15. So there were some emails which went on 7 June itself and then on 10 June, which was the Sunday, Mr Pinto sent another email which had some photographs showing the leaks from the basement walls and the tubes inserted into the basement walls which he said were without prior discussion or permission. That was the basis on which the adjudicator then said he assumed that this was that was being submitted for the defence. It was not and on 11 June itself, Mr Pinto served some further documents in relation to this. There is quite a lengthy email which was sent on 11 June, on the Monday, referring to the three emails he had previously sent and then dealing with some more matters but which ended up with saying that he wished to make a counterclaim for what he said was unnecessary shotcreting working, loss of his time, some unauthorised work, and damage to his paving.

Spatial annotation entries
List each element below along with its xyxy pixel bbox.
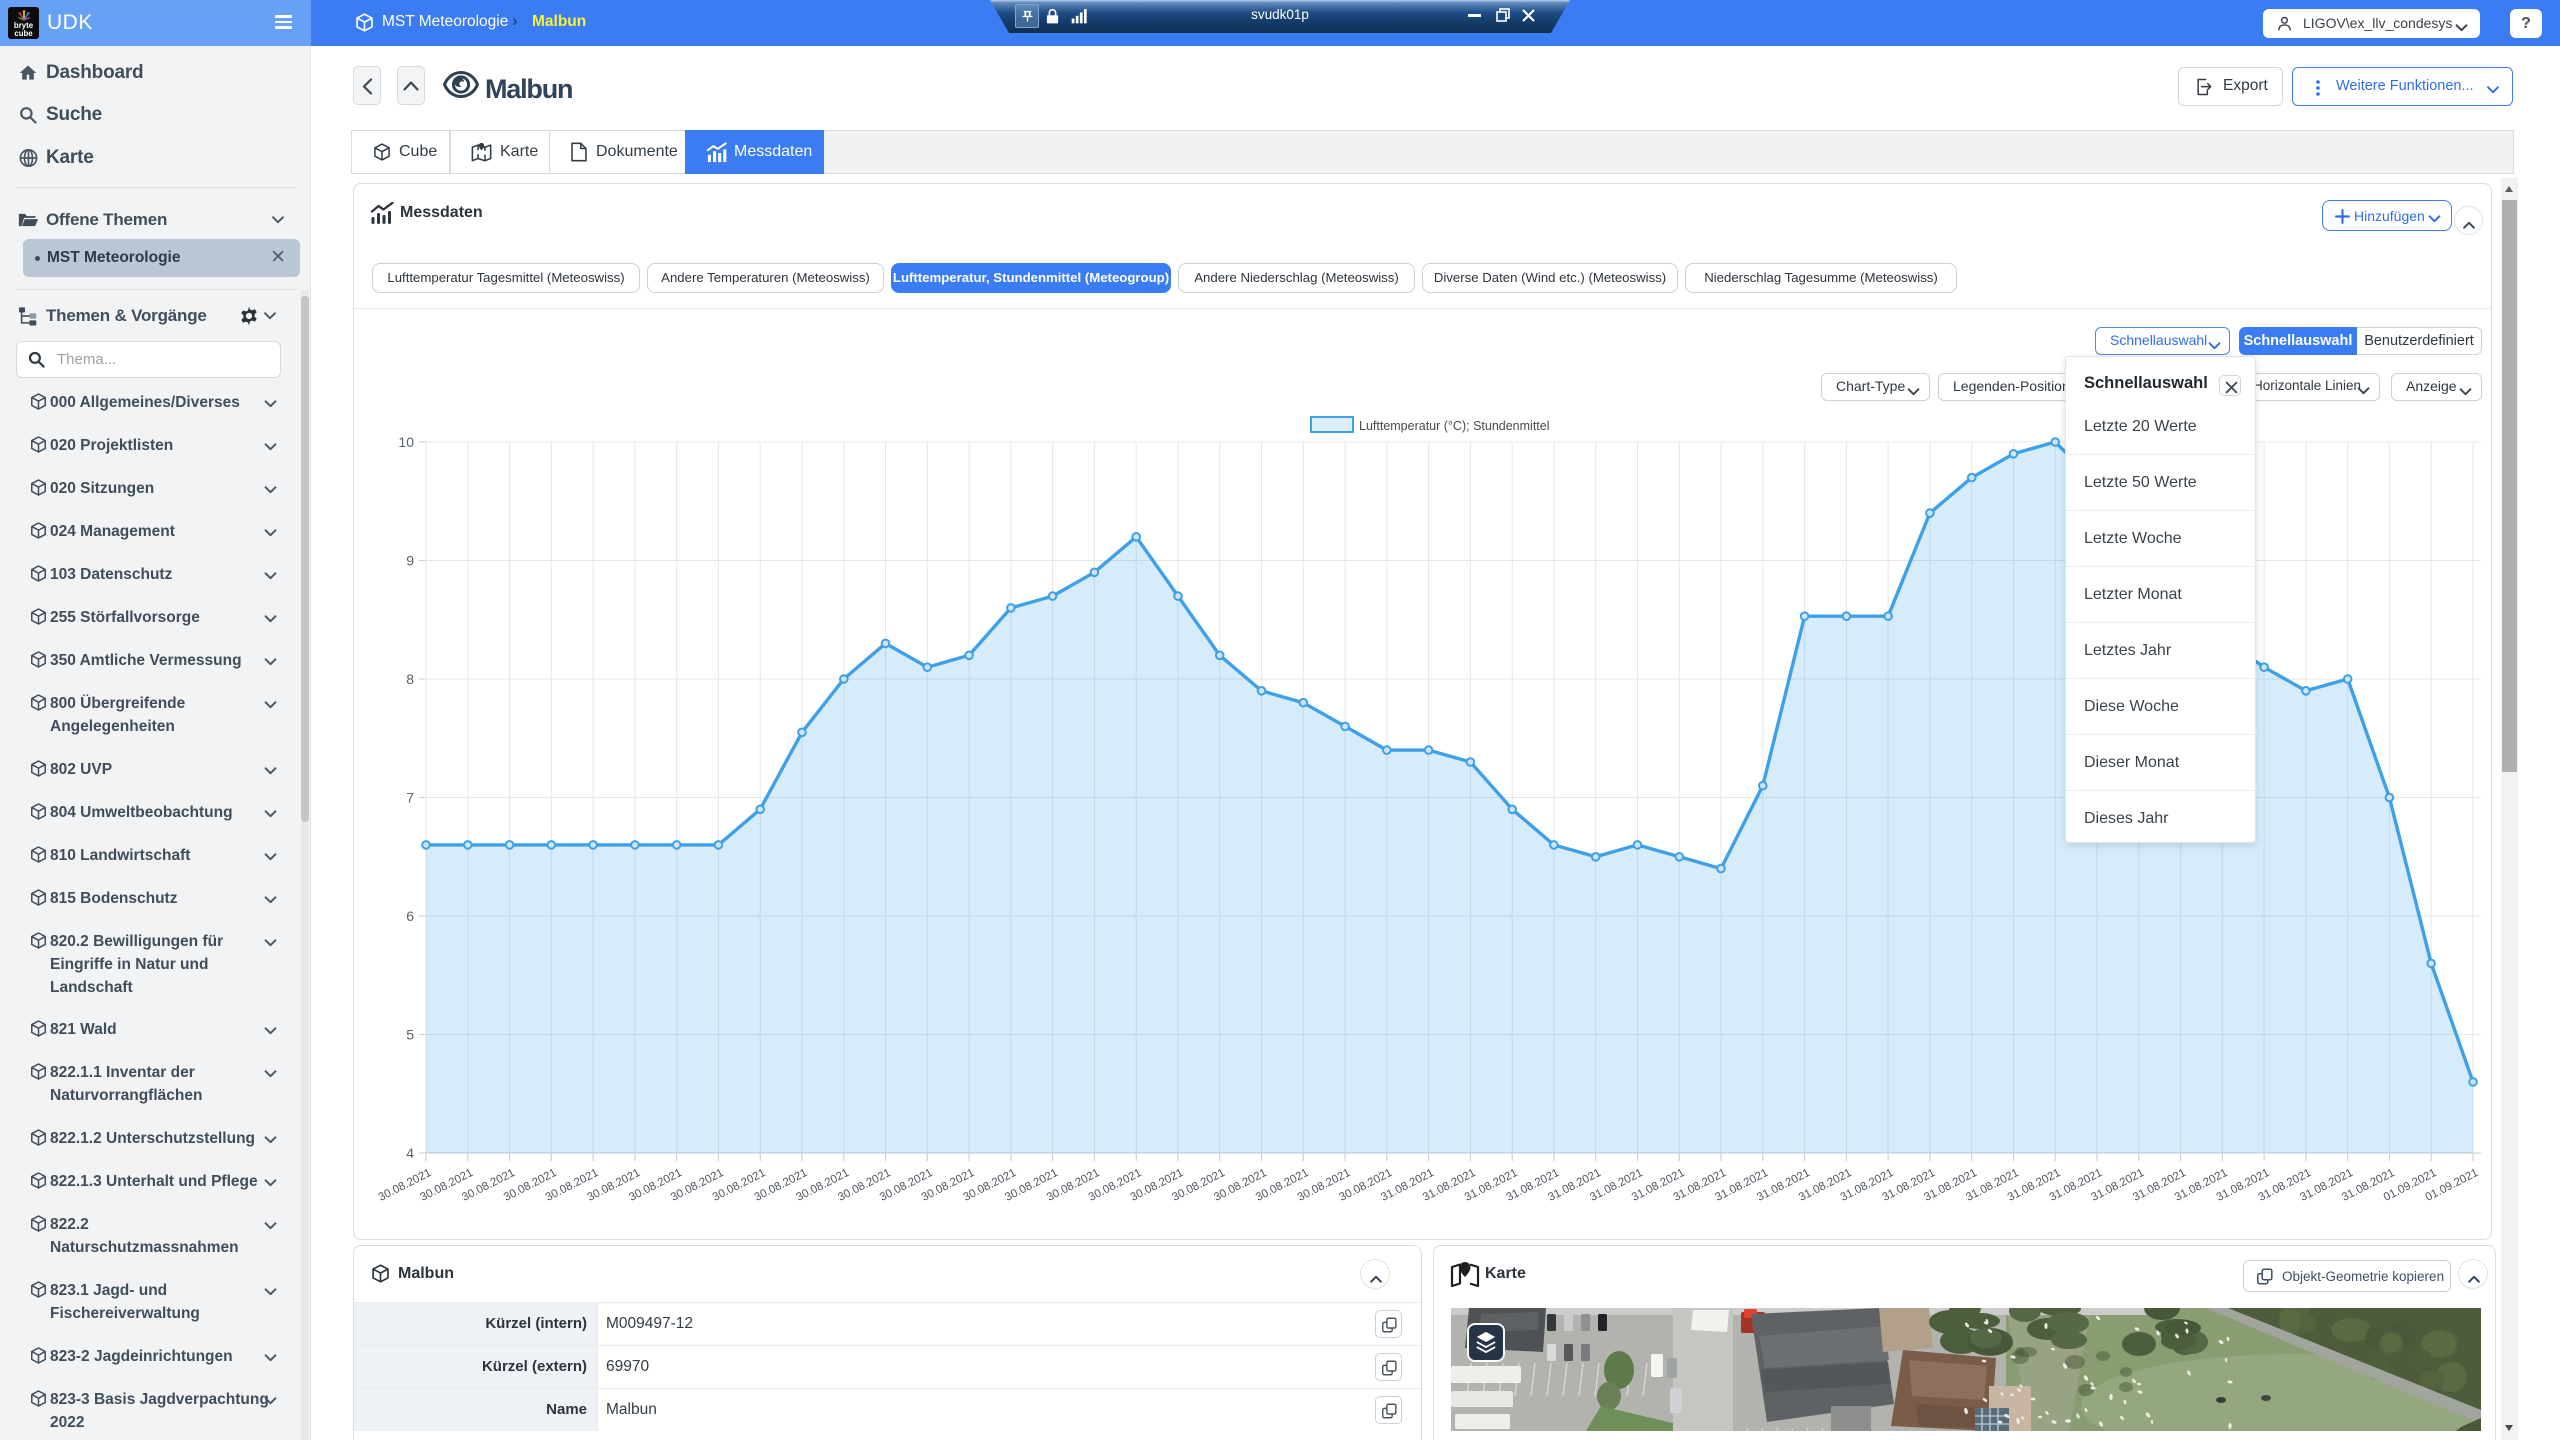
svg-text:10: 10 <box>398 434 414 450</box>
svg-text:4: 4 <box>406 1145 414 1161</box>
svg-text:6: 6 <box>406 908 414 924</box>
svg-text:9: 9 <box>406 553 414 569</box>
svg-text:5: 5 <box>406 1027 414 1043</box>
svg-text:Lufttemperatur (°C); Stundenmi: Lufttemperatur (°C); Stundenmittel <box>1359 419 1550 433</box>
svg-text:7: 7 <box>406 790 414 806</box>
svg-text:8: 8 <box>406 671 414 687</box>
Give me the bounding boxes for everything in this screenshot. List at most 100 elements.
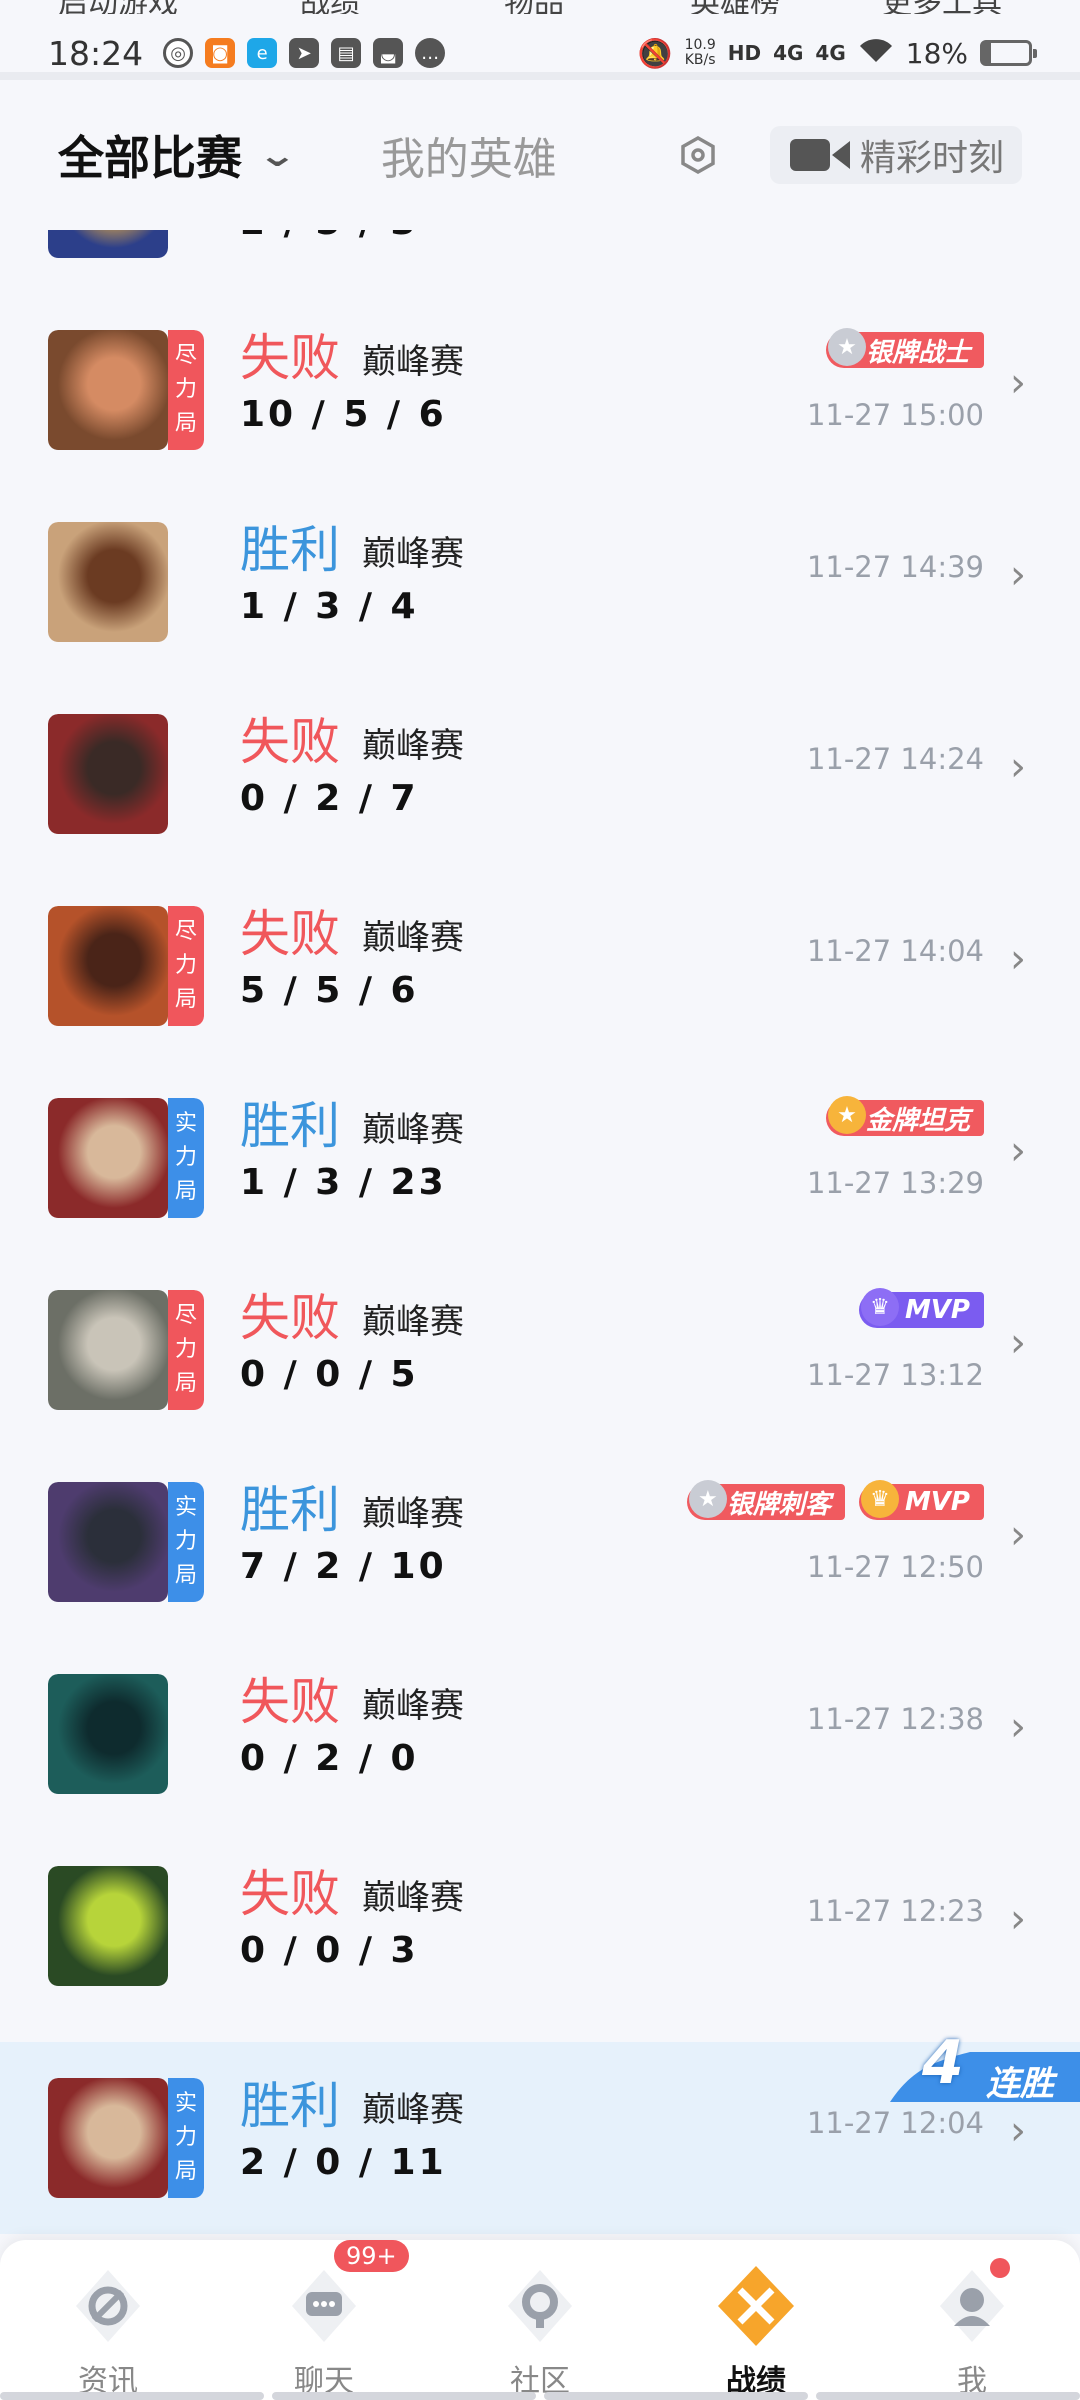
match-time: 11-27 12:50 xyxy=(806,1550,984,1584)
performance-tag: 实力局 xyxy=(168,2078,204,2198)
match-kda: 7 / 2 / 10 xyxy=(240,1546,447,1587)
community-icon xyxy=(496,2262,584,2350)
match-row[interactable]: 失败 巅峰赛 0 / 2 / 0 11-27 12:38 › xyxy=(0,1638,1080,1830)
match-time: 11-27 12:38 xyxy=(806,1702,984,1736)
match-mode: 巅峰赛 xyxy=(362,2090,464,2130)
badge-group: ★ 银牌战士 xyxy=(825,328,984,372)
filter-label: 全部比赛 xyxy=(58,131,242,185)
nav-item-chat[interactable]: 聊天 99+ xyxy=(216,2240,432,2400)
settings-hex-icon[interactable] xyxy=(676,133,720,177)
system-status: 🔕 10.9 KB/s HD 4G 4G 18% xyxy=(637,36,1037,71)
hd-icon: HD xyxy=(727,41,762,65)
tab-my-heroes[interactable]: 我的英雄 xyxy=(381,123,557,187)
trophy-icon: ♛ xyxy=(860,1288,899,1326)
highlights-label: 精彩时刻 xyxy=(859,138,1004,179)
match-kda: 2 / 5 / 3 xyxy=(240,230,419,243)
top-tab[interactable]: 英雄榜 xyxy=(690,0,780,14)
match-mode: 巅峰赛 xyxy=(362,1110,464,1150)
match-result: 失败 xyxy=(240,713,340,771)
app-notification-icon: e xyxy=(247,38,278,68)
performance-tag-char: 实 xyxy=(174,1111,197,1136)
hero-avatar xyxy=(48,714,168,834)
performance-tag-char: 力 xyxy=(174,1529,197,1554)
match-row[interactable]: 尽力局失败 巅峰赛 0 / 0 / 5 11-27 13:12 › ♛ MVP xyxy=(0,1254,1080,1446)
star-medal-icon: ★ xyxy=(688,1480,727,1518)
hero-portrait xyxy=(48,230,168,258)
battery-percent: 18% xyxy=(905,36,968,70)
record-header: 全部比赛 ⌄ 我的英雄 精彩时刻 xyxy=(0,80,1080,230)
top-tab[interactable]: 启动游戏 xyxy=(58,0,178,14)
app-notification-icon: ◎ xyxy=(163,38,194,68)
chevron-right-icon: › xyxy=(1010,552,1026,598)
app-notification-icon: ◙ xyxy=(205,38,236,68)
nav-item-community[interactable]: 社区 xyxy=(432,2240,648,2400)
match-row[interactable]: 胜利 巅峰赛 1 / 3 / 4 11-27 14:39 › xyxy=(0,486,1080,678)
news-icon xyxy=(64,2262,152,2350)
match-row[interactable]: 尽力局失败 巅峰赛 5 / 5 / 6 11-27 14:04 › xyxy=(0,870,1080,1062)
bottom-navigation: 资讯 聊天 99+ 社区 战绩我 xyxy=(0,2240,1080,2400)
performance-tag: 尽力局 xyxy=(168,906,204,1026)
match-filter-dropdown[interactable]: 全部比赛 ⌄ xyxy=(58,122,298,188)
badge-group: ★ 金牌坦克 xyxy=(825,1096,984,1140)
notification-icons: ◎ ◙ e ➤ ▤ ◛ … xyxy=(163,38,446,68)
match-time: 11-27 13:12 xyxy=(806,1358,984,1392)
match-result: 胜利 xyxy=(240,521,340,579)
performance-tag-char: 局 xyxy=(174,987,197,1012)
notification-dot xyxy=(990,2258,1010,2278)
match-mode: 巅峰赛 xyxy=(362,1878,464,1918)
match-row[interactable]: 2 / 5 / 3 xyxy=(0,230,1080,294)
performance-tag-char: 力 xyxy=(174,377,197,402)
nav-item-profile[interactable]: 我 xyxy=(864,2240,1080,2400)
match-result: 胜利 xyxy=(240,1481,340,1539)
hero-portrait xyxy=(48,2078,168,2198)
match-mode: 巅峰赛 xyxy=(362,534,464,574)
performance-tag: 实力局 xyxy=(168,1098,204,1218)
chevron-right-icon: › xyxy=(1010,936,1026,982)
match-row[interactable]: 失败 巅峰赛 0 / 0 / 3 11-27 12:23 › xyxy=(0,1830,1080,2022)
match-row[interactable]: 实力局胜利 巅峰赛 1 / 3 / 23 11-27 13:29 › ★ 金牌坦克 xyxy=(0,1062,1080,1254)
signal-icon: 4G xyxy=(773,41,804,65)
match-time: 11-27 14:04 xyxy=(806,934,984,968)
hero-portrait xyxy=(48,330,168,450)
match-result: 胜利 xyxy=(240,1097,340,1155)
hero-portrait xyxy=(48,1482,168,1602)
nav-item-record[interactable]: 战绩 xyxy=(648,2240,864,2400)
performance-tag-char: 实 xyxy=(174,2091,197,2116)
match-kda: 2 / 0 / 11 xyxy=(240,2142,447,2183)
performance-tag-char: 局 xyxy=(174,1371,197,1396)
app-notification-icon: ▤ xyxy=(331,38,362,68)
match-mode: 巅峰赛 xyxy=(362,1302,464,1342)
signal-icon: 4G xyxy=(815,41,846,65)
mute-icon: 🔕 xyxy=(637,36,673,70)
match-result: 胜利 xyxy=(240,2077,340,2135)
top-tab[interactable]: 物品 xyxy=(504,0,564,14)
match-row[interactable]: 实力局胜利 巅峰赛 7 / 2 / 10 11-27 12:50 › ★ 银牌刺客 ♛ MVP xyxy=(0,1446,1080,1638)
match-mode: 巅峰赛 xyxy=(362,726,464,766)
streak-count: 4 xyxy=(922,2028,964,2098)
match-time: 11-27 12:04 xyxy=(806,2106,984,2140)
medal-badge: ★ 金牌坦克 xyxy=(825,1096,984,1136)
top-tab[interactable]: 更多工具 xyxy=(882,0,1002,14)
performance-tag-char: 力 xyxy=(174,1337,197,1362)
chevron-right-icon: › xyxy=(1010,1320,1026,1366)
hero-avatar: 尽力局 xyxy=(48,330,204,450)
match-result: 失败 xyxy=(240,1673,340,1731)
nav-item-news[interactable]: 资讯 xyxy=(0,2240,216,2400)
badge-label: 银牌战士 xyxy=(865,337,970,368)
medal-badge: ★ 银牌战士 xyxy=(825,328,984,368)
badge-group: ★ 银牌刺客 ♛ MVP xyxy=(686,1480,984,1524)
hero-portrait xyxy=(48,906,168,1026)
match-row[interactable]: 失败 巅峰赛 0 / 2 / 7 11-27 14:24 › xyxy=(0,678,1080,870)
hero-portrait xyxy=(48,1098,168,1218)
performance-tag-char: 尽 xyxy=(174,919,197,944)
match-row[interactable]: 尽力局失败 巅峰赛 10 / 5 / 6 11-27 15:00 › ★ 银牌战士 xyxy=(0,294,1080,486)
battery-icon xyxy=(980,40,1037,66)
top-tab[interactable]: 战绩 xyxy=(300,0,360,14)
hero-portrait xyxy=(48,1290,168,1410)
highlights-button[interactable]: 精彩时刻 xyxy=(769,126,1022,184)
match-kda: 0 / 2 / 0 xyxy=(240,1738,419,1779)
mvp-badge: ♛ MVP xyxy=(858,1480,984,1520)
match-kda: 0 / 0 / 3 xyxy=(240,1930,419,1971)
star-medal-icon: ★ xyxy=(827,1096,866,1134)
streak-label: 连胜 xyxy=(986,2064,1054,2104)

### Work to complete
1. In the passage, what reasons did Mr Pinto give for wanting to make a counterclaim? Answer in one to three sentences.
2. According to the passage, which day of the week was 10 June?
3. Translate this sentence from the passage into Spanish: "It was not and on 11 June itself, Mr Pinto served some further documents in relation to this."
The entries are material separate from the passage.

### Exercise responses
1. Mr Pinto said he wished to counterclaim for unnecessary shotcreting work, for the loss of his time, for some unauthorised work, and for damage to his paving.

2. It was a Sunday.

3. No lo era y, el mismo 11 de junio, el Sr. Pinto presentó algunos documentos adicionales en relación con esto.